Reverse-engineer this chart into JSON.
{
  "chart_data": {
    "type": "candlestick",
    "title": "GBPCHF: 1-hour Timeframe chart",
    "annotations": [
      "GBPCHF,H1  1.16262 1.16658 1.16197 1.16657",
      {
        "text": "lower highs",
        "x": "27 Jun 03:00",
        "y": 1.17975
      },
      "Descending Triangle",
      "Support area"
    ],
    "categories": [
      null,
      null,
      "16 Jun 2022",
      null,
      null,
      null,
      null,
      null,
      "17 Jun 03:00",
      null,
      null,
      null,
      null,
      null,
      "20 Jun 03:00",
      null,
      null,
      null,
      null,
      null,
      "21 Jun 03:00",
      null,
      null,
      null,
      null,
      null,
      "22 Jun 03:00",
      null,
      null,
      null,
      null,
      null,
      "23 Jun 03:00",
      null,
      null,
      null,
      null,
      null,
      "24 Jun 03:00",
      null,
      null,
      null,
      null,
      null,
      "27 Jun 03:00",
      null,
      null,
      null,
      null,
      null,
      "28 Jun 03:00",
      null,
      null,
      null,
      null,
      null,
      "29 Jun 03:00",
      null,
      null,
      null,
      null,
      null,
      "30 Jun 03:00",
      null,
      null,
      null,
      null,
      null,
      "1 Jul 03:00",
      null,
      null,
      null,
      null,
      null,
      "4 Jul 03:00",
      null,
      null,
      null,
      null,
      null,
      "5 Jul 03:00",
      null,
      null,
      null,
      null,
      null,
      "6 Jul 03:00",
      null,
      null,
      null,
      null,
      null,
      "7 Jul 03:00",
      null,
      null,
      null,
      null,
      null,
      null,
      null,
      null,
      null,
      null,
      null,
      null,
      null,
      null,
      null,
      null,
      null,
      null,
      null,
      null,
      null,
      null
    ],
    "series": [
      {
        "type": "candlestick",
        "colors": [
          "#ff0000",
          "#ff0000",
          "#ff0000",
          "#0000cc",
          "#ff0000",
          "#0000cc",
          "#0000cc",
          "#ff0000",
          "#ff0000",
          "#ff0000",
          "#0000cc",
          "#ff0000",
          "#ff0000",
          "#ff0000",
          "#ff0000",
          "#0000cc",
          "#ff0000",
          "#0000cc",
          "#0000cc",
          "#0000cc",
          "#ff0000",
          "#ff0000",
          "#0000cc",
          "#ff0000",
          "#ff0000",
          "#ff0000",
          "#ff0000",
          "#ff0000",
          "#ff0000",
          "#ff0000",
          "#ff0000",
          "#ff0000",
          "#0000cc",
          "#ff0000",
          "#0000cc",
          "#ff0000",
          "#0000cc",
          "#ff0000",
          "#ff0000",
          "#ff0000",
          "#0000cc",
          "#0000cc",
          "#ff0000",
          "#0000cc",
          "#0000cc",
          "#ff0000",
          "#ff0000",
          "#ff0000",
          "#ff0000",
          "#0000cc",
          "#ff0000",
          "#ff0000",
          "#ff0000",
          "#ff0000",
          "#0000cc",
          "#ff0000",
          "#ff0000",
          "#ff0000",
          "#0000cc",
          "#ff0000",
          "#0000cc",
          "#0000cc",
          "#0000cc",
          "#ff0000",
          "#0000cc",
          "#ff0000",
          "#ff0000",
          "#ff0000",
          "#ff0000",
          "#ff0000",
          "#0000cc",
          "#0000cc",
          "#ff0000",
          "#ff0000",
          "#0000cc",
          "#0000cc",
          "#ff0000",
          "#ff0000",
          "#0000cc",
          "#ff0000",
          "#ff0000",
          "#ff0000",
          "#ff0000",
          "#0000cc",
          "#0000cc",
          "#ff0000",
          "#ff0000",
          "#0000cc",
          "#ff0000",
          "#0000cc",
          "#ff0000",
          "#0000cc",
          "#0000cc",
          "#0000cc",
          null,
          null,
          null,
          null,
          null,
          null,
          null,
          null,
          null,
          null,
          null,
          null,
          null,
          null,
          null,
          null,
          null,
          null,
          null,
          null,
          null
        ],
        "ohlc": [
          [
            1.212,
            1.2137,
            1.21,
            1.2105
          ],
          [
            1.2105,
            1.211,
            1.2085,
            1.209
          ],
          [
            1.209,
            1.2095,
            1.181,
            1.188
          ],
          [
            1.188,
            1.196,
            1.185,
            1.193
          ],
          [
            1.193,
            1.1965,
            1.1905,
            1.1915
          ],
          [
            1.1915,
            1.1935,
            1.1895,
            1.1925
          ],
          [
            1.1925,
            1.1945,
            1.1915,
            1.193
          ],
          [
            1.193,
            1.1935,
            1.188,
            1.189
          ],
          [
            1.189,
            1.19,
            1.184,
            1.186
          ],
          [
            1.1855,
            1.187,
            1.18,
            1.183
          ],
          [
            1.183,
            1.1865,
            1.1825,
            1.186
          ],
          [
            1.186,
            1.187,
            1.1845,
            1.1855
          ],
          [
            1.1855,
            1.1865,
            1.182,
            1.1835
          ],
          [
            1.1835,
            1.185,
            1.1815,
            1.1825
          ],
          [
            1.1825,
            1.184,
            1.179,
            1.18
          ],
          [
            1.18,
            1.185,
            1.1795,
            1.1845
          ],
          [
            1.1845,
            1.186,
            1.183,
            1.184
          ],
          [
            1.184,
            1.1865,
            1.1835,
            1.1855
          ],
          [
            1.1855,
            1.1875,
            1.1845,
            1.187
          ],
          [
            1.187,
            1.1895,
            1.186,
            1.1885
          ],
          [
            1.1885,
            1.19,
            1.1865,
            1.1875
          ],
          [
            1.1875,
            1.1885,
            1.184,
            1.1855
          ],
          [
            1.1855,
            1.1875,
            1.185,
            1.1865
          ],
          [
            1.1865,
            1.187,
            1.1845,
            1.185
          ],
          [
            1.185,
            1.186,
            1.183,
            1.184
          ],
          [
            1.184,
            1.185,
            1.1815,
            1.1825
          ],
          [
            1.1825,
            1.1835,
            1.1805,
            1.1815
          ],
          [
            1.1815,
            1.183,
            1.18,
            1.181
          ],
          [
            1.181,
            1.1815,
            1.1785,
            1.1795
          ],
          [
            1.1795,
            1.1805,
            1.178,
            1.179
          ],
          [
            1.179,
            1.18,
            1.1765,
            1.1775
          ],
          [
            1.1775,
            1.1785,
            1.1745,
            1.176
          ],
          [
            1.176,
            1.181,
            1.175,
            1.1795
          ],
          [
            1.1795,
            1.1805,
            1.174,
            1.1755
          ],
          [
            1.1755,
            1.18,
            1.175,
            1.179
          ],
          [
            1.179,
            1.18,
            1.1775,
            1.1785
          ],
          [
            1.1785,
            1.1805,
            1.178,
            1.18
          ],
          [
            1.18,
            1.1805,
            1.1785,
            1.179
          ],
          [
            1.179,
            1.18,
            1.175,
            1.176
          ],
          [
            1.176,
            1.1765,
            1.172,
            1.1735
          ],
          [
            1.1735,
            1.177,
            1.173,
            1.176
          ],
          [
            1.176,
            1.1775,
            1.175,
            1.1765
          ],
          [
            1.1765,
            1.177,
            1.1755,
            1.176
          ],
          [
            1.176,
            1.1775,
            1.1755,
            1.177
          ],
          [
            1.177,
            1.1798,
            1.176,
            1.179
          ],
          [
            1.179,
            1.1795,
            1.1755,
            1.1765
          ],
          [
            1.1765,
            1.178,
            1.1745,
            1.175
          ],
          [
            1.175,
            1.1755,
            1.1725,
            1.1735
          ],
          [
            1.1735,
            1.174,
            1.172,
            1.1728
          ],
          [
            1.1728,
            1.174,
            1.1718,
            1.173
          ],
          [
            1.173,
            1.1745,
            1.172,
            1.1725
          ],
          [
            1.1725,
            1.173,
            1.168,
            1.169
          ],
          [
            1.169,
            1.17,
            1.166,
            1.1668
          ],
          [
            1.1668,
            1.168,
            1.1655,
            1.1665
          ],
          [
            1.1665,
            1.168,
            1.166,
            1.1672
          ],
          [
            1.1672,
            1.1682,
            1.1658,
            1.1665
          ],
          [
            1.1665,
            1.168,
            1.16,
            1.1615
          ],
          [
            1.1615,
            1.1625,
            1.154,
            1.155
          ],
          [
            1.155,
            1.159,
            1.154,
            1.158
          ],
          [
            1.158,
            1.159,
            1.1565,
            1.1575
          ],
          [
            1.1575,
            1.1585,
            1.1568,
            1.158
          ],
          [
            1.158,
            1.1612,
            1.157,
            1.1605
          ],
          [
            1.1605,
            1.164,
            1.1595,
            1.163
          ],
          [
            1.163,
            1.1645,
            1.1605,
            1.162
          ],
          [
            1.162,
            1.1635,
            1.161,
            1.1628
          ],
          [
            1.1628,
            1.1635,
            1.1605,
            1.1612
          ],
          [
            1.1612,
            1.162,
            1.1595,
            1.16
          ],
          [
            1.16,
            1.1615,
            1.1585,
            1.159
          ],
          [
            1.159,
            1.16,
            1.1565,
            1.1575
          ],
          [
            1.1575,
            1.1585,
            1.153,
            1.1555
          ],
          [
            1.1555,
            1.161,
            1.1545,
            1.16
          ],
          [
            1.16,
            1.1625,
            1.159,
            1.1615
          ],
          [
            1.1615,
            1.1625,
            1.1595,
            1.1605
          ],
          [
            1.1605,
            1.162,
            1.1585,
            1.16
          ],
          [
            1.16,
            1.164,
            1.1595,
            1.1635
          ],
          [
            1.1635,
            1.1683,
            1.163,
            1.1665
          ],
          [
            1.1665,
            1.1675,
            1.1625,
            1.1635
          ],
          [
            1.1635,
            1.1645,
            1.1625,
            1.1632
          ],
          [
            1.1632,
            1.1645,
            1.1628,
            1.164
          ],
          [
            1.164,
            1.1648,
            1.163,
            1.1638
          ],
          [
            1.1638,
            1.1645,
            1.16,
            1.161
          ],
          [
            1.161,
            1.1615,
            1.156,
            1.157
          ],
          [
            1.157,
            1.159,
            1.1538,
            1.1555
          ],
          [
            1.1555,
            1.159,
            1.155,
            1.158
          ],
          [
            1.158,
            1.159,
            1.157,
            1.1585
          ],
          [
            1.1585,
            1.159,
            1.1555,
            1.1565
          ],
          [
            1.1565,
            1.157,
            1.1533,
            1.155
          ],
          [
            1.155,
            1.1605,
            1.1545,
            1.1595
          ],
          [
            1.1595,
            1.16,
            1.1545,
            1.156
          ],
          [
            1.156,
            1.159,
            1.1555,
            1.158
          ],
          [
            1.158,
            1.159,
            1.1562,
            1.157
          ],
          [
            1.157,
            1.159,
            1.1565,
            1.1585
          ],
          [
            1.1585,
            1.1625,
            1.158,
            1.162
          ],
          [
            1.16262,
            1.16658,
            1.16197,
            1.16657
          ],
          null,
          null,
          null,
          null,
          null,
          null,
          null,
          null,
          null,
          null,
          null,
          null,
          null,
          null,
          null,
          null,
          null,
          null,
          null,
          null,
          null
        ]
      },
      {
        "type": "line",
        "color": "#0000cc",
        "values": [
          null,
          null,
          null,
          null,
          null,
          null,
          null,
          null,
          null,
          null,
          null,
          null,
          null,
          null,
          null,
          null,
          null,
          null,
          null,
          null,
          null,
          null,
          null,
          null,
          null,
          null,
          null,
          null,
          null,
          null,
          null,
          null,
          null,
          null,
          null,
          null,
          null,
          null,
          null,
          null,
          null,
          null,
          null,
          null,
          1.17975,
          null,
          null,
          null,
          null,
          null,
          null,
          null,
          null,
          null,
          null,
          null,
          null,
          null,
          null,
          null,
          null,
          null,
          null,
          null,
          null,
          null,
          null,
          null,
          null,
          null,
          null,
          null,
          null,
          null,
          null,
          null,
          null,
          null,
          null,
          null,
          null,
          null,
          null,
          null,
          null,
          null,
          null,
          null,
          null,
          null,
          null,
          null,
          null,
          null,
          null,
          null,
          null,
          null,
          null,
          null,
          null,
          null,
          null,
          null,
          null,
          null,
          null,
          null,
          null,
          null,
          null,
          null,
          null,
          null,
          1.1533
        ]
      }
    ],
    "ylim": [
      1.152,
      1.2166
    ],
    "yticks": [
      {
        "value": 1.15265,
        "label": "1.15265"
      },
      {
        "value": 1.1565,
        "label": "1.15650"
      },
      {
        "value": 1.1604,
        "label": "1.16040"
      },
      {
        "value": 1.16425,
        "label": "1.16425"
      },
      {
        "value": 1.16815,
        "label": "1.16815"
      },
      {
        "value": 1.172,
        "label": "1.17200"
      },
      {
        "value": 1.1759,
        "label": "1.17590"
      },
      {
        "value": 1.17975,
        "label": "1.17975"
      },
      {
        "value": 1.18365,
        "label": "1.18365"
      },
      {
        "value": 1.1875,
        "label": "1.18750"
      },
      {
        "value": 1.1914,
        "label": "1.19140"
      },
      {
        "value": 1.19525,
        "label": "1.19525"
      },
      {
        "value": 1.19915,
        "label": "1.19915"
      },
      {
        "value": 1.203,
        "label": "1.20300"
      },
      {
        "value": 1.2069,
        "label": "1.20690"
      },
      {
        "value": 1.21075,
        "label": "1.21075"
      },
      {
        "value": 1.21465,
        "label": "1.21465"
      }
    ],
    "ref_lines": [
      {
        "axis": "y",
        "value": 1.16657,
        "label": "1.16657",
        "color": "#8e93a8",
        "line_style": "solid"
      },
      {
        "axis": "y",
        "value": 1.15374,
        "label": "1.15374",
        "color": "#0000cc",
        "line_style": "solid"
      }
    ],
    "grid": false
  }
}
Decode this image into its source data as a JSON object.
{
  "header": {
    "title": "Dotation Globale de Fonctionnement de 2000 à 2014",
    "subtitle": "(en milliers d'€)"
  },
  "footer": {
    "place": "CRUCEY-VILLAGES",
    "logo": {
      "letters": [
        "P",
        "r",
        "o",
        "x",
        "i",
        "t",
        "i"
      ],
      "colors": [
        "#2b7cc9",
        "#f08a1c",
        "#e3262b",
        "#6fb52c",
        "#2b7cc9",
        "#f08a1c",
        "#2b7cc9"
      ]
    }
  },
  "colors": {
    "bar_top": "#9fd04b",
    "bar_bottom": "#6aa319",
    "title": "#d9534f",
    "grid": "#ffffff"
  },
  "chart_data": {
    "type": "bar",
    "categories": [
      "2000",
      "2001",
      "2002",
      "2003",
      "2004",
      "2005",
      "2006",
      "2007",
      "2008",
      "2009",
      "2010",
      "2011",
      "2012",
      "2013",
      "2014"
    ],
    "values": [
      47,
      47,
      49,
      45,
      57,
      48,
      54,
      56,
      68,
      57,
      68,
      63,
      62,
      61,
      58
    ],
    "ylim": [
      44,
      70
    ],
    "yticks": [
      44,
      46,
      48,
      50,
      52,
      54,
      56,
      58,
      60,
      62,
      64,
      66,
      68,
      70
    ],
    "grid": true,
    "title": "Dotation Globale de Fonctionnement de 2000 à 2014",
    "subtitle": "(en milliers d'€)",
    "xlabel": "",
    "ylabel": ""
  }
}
------------------------------------------------------------------------
[WHAT YOU ARE ASKED TO DO]
Show all lines in the entries above where the string "JSON" appears.

[TASK ANSWER]
Reverse-engineer this chart into JSON.
Decode this image into its source data as a JSON object.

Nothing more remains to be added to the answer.